— start GIVEN DATA —

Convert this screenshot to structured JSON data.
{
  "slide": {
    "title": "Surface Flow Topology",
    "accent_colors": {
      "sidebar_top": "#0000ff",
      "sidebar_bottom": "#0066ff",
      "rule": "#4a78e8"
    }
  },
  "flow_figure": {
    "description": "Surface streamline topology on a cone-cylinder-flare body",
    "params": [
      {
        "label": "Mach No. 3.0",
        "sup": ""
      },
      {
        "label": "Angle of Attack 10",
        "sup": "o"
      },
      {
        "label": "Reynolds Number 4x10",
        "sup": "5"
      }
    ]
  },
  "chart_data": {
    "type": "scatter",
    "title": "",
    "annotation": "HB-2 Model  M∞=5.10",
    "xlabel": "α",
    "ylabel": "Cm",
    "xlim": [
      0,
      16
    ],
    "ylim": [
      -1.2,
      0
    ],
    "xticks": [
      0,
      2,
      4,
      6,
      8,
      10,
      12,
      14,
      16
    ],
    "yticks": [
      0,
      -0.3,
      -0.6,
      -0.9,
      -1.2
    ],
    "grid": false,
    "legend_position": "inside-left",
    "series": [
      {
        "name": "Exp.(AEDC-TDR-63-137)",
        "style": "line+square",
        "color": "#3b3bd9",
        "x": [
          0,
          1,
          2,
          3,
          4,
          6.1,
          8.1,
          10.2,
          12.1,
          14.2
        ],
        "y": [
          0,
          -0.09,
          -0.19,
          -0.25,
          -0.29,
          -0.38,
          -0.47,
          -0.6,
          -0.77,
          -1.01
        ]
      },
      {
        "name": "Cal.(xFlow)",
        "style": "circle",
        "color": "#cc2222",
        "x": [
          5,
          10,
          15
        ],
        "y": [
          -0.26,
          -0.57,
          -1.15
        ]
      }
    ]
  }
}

— end GIVEN DATA —

Extract each line of the listing above, copying it word for word.

■ **RESPONSE TO THIS EXERCISE**:
Convert this screenshot to structured JSON data.
{
  "slide": {
    "title": "Surface Flow Topology",
    "accent_colors": {
      "sidebar_top": "#0000ff",
      "sidebar_bottom": "#0066ff",
      "rule": "#4a78e8"
    }
  },
  "flow_figure": {
    "description": "Surface streamline topology on a cone-cylinder-flare body",
    "params": [
      {
        "label": "Mach No. 3.0",
        "sup": ""
      },
      {
        "label": "Angle of Attack 10",
        "sup": "o"
      },
      {
        "label": "Reynolds Number 4x10",
        "sup": "5"
      }
    ]
  },
  "chart_data": {
    "type": "scatter",
    "title": "",
    "annotation": "HB-2 Model  M∞=5.10",
    "xlabel": "α",
    "ylabel": "Cm",
    "xlim": [
      0,
      16
    ],
    "ylim": [
      -1.2,
      0
    ],
    "xticks": [
      0,
      2,
      4,
      6,
      8,
      10,
      12,
      14,
      16
    ],
    "yticks": [
      0,
      -0.3,
      -0.6,
      -0.9,
      -1.2
    ],
    "grid": false,
    "legend_position": "inside-left",
    "series": [
      {
        "name": "Exp.(AEDC-TDR-63-137)",
        "style": "line+square",
        "color": "#3b3bd9",
        "x": [
          0,
          1,
          2,
          3,
          4,
          6.1,
          8.1,
          10.2,
          12.1,
          14.2
        ],
        "y": [
          0,
          -0.09,
          -0.19,
          -0.25,
          -0.29,
          -0.38,
          -0.47,
          -0.6,
          -0.77,
          -1.01
        ]
      },
      {
        "name": "Cal.(xFlow)",
        "style": "circle",
        "color": "#cc2222",
        "x": [
          5,
          10,
          15
        ],
        "y": [
          -0.26,
          -0.57,
          -1.15
        ]
      }
    ]
  }
}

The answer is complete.